━━ Data section ━━

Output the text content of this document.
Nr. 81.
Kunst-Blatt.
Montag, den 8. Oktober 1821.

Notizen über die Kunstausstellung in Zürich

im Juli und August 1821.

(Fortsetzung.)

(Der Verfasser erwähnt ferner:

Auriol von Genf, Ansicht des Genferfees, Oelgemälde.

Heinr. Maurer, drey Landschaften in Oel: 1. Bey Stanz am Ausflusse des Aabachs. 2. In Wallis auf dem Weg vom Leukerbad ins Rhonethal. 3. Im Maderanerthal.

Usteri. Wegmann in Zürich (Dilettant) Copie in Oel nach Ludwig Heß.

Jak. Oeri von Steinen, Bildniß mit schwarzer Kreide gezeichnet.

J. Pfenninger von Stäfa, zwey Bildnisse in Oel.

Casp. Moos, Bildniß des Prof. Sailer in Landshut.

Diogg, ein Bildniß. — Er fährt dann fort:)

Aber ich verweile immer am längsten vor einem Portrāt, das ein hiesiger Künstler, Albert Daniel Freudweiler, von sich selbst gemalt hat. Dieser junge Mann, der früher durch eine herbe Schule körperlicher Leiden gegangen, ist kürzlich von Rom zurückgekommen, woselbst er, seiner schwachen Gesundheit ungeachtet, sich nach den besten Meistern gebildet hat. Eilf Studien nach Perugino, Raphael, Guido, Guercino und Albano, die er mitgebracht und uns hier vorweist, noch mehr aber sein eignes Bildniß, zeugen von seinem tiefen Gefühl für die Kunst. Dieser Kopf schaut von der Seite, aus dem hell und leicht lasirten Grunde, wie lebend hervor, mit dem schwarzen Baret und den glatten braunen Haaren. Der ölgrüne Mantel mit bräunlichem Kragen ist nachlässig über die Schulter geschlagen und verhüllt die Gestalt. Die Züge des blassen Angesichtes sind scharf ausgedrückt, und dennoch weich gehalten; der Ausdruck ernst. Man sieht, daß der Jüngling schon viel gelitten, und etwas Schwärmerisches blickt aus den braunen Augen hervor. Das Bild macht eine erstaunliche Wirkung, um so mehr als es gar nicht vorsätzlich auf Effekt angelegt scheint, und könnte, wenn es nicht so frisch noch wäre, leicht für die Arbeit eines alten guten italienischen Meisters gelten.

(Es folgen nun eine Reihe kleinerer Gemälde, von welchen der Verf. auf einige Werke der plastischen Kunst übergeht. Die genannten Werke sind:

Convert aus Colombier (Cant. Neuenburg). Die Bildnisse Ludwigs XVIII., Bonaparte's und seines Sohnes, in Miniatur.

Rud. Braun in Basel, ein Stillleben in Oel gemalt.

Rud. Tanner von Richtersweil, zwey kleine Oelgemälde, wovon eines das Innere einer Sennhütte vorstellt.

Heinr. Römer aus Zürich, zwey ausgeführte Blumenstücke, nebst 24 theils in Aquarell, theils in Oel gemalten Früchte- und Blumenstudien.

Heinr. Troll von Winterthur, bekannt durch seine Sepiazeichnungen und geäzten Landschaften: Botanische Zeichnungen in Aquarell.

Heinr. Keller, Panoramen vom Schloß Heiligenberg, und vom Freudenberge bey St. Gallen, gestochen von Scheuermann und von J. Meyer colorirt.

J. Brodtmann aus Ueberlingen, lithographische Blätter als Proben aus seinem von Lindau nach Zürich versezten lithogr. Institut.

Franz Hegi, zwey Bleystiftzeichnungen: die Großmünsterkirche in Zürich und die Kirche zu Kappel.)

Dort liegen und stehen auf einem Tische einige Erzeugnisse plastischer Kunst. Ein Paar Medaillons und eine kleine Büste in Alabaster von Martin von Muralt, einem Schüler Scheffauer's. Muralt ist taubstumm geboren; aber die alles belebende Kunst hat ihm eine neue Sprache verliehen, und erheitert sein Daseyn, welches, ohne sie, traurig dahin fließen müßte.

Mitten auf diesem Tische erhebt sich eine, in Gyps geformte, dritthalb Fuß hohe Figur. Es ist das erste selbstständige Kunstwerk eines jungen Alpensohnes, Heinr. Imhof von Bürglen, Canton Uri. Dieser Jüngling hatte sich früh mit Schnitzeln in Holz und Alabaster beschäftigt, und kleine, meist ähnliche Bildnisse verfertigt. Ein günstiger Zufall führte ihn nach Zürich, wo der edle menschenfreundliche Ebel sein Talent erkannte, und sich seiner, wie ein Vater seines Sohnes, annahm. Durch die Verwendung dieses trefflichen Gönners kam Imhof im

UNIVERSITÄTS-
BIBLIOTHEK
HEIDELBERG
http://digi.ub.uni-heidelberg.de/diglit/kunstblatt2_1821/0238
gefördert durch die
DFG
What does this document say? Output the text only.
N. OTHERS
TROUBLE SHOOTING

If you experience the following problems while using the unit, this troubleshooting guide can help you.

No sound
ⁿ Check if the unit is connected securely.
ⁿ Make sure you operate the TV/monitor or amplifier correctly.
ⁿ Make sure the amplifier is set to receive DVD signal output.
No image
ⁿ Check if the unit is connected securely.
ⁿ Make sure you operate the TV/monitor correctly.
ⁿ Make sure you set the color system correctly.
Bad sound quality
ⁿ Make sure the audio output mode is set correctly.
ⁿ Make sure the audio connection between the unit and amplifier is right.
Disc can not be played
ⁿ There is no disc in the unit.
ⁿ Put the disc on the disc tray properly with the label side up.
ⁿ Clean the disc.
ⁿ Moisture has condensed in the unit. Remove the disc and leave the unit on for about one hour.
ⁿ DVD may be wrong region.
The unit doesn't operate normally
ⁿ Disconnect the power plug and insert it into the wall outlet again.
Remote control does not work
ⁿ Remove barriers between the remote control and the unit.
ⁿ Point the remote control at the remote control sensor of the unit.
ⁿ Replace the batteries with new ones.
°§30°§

━━━

Exercise task
Restate all of the entries exactly, please.

Task answer
Output the text content of this document.
Nr. 81.
Kunst-Blatt.
Montag, den 8. Oktober 1821.

Notizen über die Kunstausstellung in Zürich

im Juli und August 1821.

(Fortsetzung.)

(Der Verfasser erwähnt ferner:

Auriol von Genf, Ansicht des Genferfees, Oelgemälde.

Heinr. Maurer, drey Landschaften in Oel: 1. Bey Stanz am Ausflusse des Aabachs. 2. In Wallis auf dem Weg vom Leukerbad ins Rhonethal. 3. Im Maderanerthal.

Usteri. Wegmann in Zürich (Dilettant) Copie in Oel nach Ludwig Heß.

Jak. Oeri von Steinen, Bildniß mit schwarzer Kreide gezeichnet.

J. Pfenninger von Stäfa, zwey Bildnisse in Oel.

Casp. Moos, Bildniß des Prof. Sailer in Landshut.

Diogg, ein Bildniß. — Er fährt dann fort:)

Aber ich verweile immer am längsten vor einem Portrāt, das ein hiesiger Künstler, Albert Daniel Freudweiler, von sich selbst gemalt hat. Dieser junge Mann, der früher durch eine herbe Schule körperlicher Leiden gegangen, ist kürzlich von Rom zurückgekommen, woselbst er, seiner schwachen Gesundheit ungeachtet, sich nach den besten Meistern gebildet hat. Eilf Studien nach Perugino, Raphael, Guido, Guercino und Albano, die er mitgebracht und uns hier vorweist, noch mehr aber sein eignes Bildniß, zeugen von seinem tiefen Gefühl für die Kunst. Dieser Kopf schaut von der Seite, aus dem hell und leicht lasirten Grunde, wie lebend hervor, mit dem schwarzen Baret und den glatten braunen Haaren. Der ölgrüne Mantel mit bräunlichem Kragen ist nachlässig über die Schulter geschlagen und verhüllt die Gestalt. Die Züge des blassen Angesichtes sind scharf ausgedrückt, und dennoch weich gehalten; der Ausdruck ernst. Man sieht, daß der Jüngling schon viel gelitten, und etwas Schwärmerisches blickt aus den braunen Augen hervor. Das Bild macht eine erstaunliche Wirkung, um so mehr als es gar nicht vorsätzlich auf Effekt angelegt scheint, und könnte, wenn es nicht so frisch noch wäre, leicht für die Arbeit eines alten guten italienischen Meisters gelten.

(Es folgen nun eine Reihe kleinerer Gemälde, von welchen der Verf. auf einige Werke der plastischen Kunst übergeht. Die genannten Werke sind:

Convert aus Colombier (Cant. Neuenburg). Die Bildnisse Ludwigs XVIII., Bonaparte's und seines Sohnes, in Miniatur.

Rud. Braun in Basel, ein Stillleben in Oel gemalt.

Rud. Tanner von Richtersweil, zwey kleine Oelgemälde, wovon eines das Innere einer Sennhütte vorstellt.

Heinr. Römer aus Zürich, zwey ausgeführte Blumenstücke, nebst 24 theils in Aquarell, theils in Oel gemalten Früchte- und Blumenstudien.

Heinr. Troll von Winterthur, bekannt durch seine Sepiazeichnungen und geäzten Landschaften: Botanische Zeichnungen in Aquarell.

Heinr. Keller, Panoramen vom Schloß Heiligenberg, und vom Freudenberge bey St. Gallen, gestochen von Scheuermann und von J. Meyer colorirt.

J. Brodtmann aus Ueberlingen, lithographische Blätter als Proben aus seinem von Lindau nach Zürich versezten lithogr. Institut.

Franz Hegi, zwey Bleystiftzeichnungen: die Großmünsterkirche in Zürich und die Kirche zu Kappel.)

Dort liegen und stehen auf einem Tische einige Erzeugnisse plastischer Kunst. Ein Paar Medaillons und eine kleine Büste in Alabaster von Martin von Muralt, einem Schüler Scheffauer's. Muralt ist taubstumm geboren; aber die alles belebende Kunst hat ihm eine neue Sprache verliehen, und erheitert sein Daseyn, welches, ohne sie, traurig dahin fließen müßte.

Mitten auf diesem Tische erhebt sich eine, in Gyps geformte, dritthalb Fuß hohe Figur. Es ist das erste selbstständige Kunstwerk eines jungen Alpensohnes, Heinr. Imhof von Bürglen, Canton Uri. Dieser Jüngling hatte sich früh mit Schnitzeln in Holz und Alabaster beschäftigt, und kleine, meist ähnliche Bildnisse verfertigt. Ein günstiger Zufall führte ihn nach Zürich, wo der edle menschenfreundliche Ebel sein Talent erkannte, und sich seiner, wie ein Vater seines Sohnes, annahm. Durch die Verwendung dieses trefflichen Gönners kam Imhof im

UNIVERSITÄTS-
BIBLIOTHEK
HEIDELBERG
http://digi.ub.uni-heidelberg.de/diglit/kunstblatt2_1821/0238
gefördert durch die
DFG
What does this document say? Output the text only.
N. OTHERS
TROUBLE SHOOTING

If you experience the following problems while using the unit, this troubleshooting guide can help you.

No sound
ⁿ Check if the unit is connected securely.
ⁿ Make sure you operate the TV/monitor or amplifier correctly.
ⁿ Make sure the amplifier is set to receive DVD signal output.
No image
ⁿ Check if the unit is connected securely.
ⁿ Make sure you operate the TV/monitor correctly.
ⁿ Make sure you set the color system correctly.
Bad sound quality
ⁿ Make sure the audio output mode is set correctly.
ⁿ Make sure the audio connection between the unit and amplifier is right.
Disc can not be played
ⁿ There is no disc in the unit.
ⁿ Put the disc on the disc tray properly with the label side up.
ⁿ Clean the disc.
ⁿ Moisture has condensed in the unit. Remove the disc and leave the unit on for about one hour.
ⁿ DVD may be wrong region.
The unit doesn't operate normally
ⁿ Disconnect the power plug and insert it into the wall outlet again.
Remote control does not work
ⁿ Remove barriers between the remote control and the unit.
ⁿ Point the remote control at the remote control sensor of the unit.
ⁿ Replace the batteries with new ones.
°§30°§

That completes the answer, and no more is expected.